• GIVEN INSTRUCTION: Find every line in the data below that contains the string "screenshot", matching case exactly, and copy each of those lines.

Stored data
==========

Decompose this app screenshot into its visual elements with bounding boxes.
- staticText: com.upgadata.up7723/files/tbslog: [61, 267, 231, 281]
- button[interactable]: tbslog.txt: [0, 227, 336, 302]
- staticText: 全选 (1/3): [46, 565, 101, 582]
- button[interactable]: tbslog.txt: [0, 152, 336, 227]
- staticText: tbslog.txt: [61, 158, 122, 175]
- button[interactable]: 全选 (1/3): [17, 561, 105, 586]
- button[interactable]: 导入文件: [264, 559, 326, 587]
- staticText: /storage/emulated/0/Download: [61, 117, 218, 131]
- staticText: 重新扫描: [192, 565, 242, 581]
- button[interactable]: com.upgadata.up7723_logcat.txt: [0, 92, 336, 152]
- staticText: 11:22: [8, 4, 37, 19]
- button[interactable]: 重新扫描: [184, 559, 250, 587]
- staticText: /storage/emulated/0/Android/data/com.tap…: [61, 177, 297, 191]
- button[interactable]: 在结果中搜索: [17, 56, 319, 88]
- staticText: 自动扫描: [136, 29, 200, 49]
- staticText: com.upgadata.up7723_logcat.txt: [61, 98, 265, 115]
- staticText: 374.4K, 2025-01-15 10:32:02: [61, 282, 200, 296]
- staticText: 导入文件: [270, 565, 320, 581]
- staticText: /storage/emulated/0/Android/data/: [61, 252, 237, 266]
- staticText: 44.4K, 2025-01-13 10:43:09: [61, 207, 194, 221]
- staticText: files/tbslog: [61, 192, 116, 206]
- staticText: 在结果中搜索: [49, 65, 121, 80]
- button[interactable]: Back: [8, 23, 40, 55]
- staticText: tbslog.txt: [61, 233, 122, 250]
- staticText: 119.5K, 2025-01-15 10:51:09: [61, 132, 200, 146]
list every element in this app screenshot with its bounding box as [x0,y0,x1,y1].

==========

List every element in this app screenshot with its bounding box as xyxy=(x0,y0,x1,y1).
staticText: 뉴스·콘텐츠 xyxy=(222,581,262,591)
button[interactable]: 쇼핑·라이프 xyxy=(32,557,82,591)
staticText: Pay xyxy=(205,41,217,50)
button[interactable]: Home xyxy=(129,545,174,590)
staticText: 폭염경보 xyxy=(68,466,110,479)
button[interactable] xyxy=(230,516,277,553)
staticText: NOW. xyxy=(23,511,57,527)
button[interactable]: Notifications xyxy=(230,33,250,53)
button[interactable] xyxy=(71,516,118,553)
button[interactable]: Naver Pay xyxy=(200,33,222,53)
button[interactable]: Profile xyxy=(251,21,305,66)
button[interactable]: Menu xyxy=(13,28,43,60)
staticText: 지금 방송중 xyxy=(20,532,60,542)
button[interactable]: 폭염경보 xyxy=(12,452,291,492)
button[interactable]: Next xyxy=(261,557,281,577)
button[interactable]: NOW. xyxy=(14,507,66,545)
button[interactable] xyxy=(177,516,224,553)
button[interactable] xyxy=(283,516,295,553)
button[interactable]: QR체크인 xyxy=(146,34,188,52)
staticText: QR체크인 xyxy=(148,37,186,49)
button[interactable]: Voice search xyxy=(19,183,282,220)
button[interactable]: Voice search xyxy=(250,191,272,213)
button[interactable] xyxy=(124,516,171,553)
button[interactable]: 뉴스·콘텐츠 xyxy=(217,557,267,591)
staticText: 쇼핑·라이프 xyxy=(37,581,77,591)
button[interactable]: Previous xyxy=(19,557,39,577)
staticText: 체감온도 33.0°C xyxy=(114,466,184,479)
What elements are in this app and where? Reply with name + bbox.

==========

• EXERCISE ANSWER:
Decompose this app screenshot into its visual elements with bounding boxes.
list every element in this app screenshot with its bounding box as [x0,y0,x1,y1].
List every element in this app screenshot with its bounding box as xyxy=(x0,y0,x1,y1).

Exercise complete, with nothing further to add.